> _Set task_: Copy each line holding the string "formation".
━━━━━━━━━━
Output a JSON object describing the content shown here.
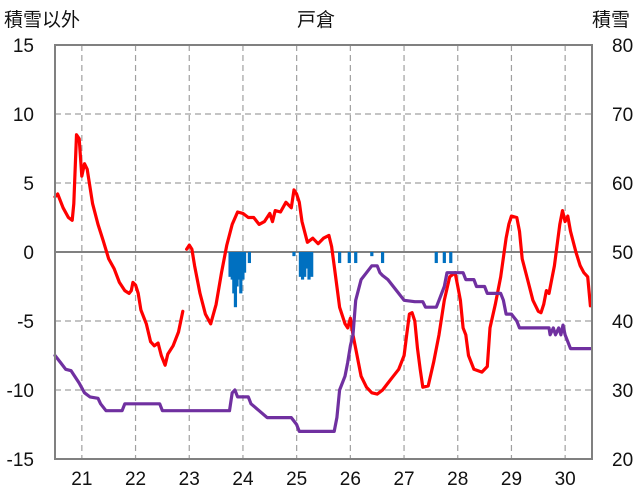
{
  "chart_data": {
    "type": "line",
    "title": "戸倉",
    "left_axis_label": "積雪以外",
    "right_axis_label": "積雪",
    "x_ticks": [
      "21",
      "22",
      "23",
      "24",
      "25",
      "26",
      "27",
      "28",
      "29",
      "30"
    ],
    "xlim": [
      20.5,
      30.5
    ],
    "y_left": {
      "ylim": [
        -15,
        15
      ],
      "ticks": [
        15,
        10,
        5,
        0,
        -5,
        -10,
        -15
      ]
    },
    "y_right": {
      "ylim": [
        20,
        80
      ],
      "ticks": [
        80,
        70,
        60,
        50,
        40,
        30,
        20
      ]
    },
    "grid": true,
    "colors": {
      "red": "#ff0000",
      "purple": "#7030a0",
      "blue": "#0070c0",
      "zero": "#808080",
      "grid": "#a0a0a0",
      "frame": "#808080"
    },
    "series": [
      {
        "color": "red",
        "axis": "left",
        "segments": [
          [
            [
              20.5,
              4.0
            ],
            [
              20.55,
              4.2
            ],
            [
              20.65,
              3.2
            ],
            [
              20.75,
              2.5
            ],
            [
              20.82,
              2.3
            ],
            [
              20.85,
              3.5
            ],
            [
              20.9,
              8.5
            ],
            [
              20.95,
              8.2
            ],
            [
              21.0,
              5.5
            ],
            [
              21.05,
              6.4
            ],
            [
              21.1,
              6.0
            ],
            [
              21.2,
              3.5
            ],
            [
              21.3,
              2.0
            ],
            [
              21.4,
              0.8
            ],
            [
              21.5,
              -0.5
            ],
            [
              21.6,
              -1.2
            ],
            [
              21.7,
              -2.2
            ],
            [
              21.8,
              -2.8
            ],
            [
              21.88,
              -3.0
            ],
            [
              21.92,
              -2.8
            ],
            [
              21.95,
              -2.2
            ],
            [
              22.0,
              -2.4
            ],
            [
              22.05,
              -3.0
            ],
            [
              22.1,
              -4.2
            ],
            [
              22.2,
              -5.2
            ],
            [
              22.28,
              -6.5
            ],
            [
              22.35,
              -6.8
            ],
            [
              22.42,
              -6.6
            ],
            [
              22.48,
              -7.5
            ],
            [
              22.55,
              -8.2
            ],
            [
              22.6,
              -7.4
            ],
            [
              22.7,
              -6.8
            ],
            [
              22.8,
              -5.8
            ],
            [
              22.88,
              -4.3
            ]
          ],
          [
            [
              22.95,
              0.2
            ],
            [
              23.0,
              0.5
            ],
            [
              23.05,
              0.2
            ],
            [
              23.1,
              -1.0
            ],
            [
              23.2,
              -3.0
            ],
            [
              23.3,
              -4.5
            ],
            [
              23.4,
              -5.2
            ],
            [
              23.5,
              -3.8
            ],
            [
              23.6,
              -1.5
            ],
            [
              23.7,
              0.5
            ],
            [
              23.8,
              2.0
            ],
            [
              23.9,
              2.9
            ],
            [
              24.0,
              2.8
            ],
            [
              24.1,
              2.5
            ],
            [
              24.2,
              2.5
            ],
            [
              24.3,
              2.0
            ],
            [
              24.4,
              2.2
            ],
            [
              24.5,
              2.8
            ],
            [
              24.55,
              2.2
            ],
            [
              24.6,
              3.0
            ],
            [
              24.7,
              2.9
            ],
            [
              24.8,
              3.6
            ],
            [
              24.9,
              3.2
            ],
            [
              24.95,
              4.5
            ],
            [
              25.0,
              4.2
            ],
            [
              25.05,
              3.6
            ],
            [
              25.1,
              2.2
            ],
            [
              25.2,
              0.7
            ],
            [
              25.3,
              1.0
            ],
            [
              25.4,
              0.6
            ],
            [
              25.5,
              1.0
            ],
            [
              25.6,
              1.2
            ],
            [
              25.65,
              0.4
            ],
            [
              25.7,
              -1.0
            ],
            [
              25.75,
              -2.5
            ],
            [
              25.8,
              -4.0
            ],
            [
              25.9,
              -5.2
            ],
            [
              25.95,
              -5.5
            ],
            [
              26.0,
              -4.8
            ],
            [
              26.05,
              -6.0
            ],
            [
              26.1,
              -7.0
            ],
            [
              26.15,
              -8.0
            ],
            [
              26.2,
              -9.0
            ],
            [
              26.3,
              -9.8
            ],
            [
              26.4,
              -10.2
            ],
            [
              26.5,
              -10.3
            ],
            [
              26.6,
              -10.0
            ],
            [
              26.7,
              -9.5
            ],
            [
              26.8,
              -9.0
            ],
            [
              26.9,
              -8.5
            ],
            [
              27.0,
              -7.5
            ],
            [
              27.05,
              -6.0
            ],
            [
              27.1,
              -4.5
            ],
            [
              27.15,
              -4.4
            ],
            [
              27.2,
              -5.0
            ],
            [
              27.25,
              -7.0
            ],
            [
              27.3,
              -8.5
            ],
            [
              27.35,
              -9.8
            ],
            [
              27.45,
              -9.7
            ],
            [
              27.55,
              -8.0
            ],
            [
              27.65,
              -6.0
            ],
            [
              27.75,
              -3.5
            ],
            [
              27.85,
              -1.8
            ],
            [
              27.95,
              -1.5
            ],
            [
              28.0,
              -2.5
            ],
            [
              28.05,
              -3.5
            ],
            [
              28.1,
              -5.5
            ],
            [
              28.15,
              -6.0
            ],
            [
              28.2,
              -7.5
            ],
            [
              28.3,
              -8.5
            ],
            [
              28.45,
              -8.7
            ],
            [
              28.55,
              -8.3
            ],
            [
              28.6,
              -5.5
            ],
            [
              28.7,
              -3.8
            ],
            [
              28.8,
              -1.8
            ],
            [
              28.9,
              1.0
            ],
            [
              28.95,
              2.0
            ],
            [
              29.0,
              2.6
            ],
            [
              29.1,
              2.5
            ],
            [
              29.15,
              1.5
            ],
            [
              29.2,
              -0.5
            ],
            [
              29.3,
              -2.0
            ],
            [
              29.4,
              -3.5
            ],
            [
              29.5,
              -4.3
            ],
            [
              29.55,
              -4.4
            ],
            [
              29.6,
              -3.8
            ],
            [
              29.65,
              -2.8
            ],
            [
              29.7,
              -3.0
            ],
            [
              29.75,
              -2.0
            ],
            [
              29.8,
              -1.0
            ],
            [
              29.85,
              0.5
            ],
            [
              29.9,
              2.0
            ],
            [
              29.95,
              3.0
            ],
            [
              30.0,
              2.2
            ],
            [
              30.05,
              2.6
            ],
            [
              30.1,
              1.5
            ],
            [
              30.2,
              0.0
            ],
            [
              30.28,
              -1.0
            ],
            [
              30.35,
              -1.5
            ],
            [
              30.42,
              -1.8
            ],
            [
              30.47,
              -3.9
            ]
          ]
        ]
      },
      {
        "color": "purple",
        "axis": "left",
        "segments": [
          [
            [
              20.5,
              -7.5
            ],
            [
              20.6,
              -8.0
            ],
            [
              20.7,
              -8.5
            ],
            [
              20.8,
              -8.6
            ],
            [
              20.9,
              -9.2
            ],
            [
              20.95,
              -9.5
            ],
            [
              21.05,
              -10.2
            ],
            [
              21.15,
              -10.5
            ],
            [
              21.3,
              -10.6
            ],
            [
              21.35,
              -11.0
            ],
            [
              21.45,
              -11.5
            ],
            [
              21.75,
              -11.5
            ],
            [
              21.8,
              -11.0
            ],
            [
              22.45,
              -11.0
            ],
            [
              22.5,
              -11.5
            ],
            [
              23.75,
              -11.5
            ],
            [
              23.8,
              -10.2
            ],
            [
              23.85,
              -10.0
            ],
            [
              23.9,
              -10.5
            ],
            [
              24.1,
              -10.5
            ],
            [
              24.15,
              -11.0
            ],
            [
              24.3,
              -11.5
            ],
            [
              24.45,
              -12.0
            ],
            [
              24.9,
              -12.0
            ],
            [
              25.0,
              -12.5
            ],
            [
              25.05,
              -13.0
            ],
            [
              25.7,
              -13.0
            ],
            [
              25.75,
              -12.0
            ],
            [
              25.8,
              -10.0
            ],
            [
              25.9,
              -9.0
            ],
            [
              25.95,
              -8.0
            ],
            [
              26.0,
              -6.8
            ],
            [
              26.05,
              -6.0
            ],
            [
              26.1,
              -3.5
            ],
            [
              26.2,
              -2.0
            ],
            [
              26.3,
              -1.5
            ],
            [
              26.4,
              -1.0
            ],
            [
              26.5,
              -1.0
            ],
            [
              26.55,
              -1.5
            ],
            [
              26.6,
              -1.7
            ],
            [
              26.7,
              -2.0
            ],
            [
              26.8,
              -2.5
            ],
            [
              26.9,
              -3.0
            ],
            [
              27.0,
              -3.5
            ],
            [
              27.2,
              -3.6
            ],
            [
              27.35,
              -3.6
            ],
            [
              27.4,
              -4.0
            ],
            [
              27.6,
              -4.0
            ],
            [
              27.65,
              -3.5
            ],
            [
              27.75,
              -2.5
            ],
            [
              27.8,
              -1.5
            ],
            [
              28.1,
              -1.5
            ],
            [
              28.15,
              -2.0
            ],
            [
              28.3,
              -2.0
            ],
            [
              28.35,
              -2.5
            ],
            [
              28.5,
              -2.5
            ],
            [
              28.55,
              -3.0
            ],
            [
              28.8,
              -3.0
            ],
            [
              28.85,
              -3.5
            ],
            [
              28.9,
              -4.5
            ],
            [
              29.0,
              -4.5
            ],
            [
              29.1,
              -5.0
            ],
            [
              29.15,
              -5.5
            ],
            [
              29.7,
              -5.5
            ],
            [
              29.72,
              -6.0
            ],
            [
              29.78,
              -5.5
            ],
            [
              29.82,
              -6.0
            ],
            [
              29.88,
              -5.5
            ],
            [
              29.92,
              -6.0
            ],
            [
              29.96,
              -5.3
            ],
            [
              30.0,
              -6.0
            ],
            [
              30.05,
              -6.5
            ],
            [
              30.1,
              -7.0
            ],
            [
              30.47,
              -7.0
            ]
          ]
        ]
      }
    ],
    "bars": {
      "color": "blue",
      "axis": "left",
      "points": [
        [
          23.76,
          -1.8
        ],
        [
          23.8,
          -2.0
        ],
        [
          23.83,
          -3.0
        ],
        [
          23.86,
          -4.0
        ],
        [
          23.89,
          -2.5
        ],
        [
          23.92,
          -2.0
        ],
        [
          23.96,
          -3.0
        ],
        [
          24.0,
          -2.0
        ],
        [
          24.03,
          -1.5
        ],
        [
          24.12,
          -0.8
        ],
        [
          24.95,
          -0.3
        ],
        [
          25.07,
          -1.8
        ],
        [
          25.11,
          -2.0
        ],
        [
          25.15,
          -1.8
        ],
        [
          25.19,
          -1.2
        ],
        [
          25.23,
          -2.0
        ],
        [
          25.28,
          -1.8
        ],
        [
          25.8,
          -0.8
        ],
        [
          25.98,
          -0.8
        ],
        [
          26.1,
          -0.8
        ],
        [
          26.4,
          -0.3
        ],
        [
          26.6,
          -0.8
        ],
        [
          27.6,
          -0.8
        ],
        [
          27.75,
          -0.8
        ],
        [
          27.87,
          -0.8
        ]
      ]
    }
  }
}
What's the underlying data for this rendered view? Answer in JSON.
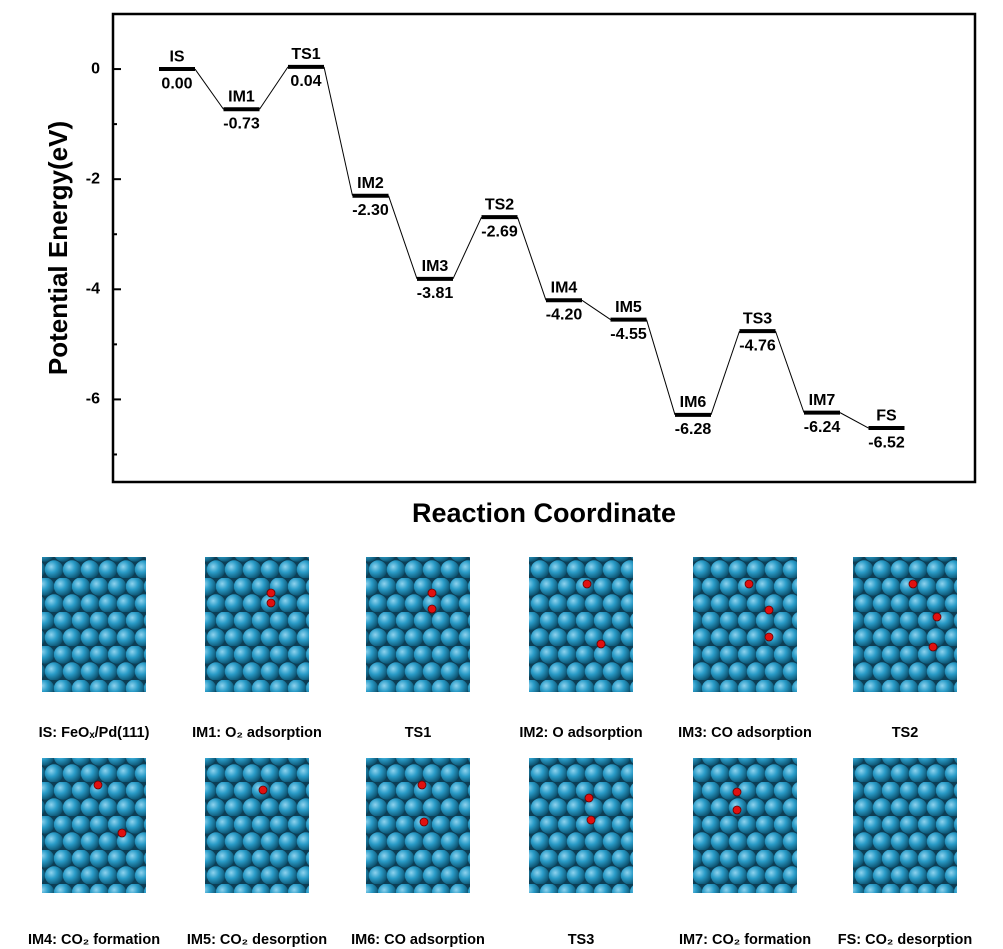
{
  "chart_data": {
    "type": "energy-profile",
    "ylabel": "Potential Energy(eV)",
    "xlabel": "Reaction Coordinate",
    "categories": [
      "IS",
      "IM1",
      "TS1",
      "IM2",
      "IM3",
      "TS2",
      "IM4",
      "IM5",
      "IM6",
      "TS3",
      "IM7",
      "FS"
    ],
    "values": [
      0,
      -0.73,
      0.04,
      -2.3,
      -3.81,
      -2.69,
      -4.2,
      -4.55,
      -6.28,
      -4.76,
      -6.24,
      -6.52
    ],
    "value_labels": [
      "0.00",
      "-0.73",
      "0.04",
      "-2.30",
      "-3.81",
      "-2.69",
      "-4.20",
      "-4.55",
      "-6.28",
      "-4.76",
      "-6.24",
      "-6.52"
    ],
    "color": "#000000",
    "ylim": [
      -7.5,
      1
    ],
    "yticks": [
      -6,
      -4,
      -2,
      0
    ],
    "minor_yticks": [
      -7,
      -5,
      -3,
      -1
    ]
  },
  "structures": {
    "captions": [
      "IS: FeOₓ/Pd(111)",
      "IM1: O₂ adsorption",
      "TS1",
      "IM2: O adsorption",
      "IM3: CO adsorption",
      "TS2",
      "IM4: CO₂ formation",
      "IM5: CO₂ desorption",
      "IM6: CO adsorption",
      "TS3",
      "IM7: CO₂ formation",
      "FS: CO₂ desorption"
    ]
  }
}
━━━━━━━━━━
> _Exercise response_:
      "IM4: CO₂ formation",
      "IM7: CO₂ formation",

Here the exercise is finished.